Look through the data below. Pick out the lines holding the string "малоизученными".

═══

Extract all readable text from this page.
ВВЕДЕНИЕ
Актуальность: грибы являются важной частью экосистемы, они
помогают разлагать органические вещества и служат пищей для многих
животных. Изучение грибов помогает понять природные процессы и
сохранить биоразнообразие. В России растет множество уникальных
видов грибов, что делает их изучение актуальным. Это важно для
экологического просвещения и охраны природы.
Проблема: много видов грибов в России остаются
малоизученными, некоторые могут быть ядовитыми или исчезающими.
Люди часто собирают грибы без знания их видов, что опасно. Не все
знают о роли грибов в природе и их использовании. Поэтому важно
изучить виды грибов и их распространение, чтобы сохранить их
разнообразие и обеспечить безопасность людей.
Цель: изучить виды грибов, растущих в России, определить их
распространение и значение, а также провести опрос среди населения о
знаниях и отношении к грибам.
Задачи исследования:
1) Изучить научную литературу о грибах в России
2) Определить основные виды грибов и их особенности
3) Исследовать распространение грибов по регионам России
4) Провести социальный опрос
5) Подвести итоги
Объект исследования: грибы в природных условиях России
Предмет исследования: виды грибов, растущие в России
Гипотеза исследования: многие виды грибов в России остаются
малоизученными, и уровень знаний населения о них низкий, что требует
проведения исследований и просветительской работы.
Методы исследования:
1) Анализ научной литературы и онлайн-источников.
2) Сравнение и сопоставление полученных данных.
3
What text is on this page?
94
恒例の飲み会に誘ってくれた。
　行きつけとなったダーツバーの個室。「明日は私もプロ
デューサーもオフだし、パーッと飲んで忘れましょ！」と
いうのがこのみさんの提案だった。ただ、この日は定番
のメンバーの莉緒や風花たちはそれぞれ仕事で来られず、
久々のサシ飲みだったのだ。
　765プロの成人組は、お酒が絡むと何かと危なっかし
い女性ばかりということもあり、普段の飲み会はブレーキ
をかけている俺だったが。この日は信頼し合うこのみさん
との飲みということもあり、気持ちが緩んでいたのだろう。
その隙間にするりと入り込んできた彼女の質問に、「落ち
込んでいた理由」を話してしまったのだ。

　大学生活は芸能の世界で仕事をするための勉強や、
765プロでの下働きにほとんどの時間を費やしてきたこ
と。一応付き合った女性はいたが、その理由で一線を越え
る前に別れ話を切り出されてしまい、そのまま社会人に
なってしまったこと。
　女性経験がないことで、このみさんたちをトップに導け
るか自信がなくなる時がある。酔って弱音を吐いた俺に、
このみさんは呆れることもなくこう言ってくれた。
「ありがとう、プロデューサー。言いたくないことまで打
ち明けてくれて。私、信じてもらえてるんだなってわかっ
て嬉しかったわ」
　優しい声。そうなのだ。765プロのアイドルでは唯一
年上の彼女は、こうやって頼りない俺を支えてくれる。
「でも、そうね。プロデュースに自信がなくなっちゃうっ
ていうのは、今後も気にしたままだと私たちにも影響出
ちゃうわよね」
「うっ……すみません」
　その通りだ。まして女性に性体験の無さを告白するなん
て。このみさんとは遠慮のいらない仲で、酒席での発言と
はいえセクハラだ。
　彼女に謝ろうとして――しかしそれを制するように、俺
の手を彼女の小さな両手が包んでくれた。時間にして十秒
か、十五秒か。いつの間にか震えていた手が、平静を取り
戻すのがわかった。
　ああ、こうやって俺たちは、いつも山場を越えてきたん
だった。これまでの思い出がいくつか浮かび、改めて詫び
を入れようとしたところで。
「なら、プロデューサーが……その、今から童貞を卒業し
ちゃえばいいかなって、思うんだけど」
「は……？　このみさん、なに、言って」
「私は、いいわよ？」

═══

=== Written answer ===
малоизученными, некоторые могут быть ядовитыми или исчезающими.
малоизученными, и уровень знаний населения о них низкий, что требует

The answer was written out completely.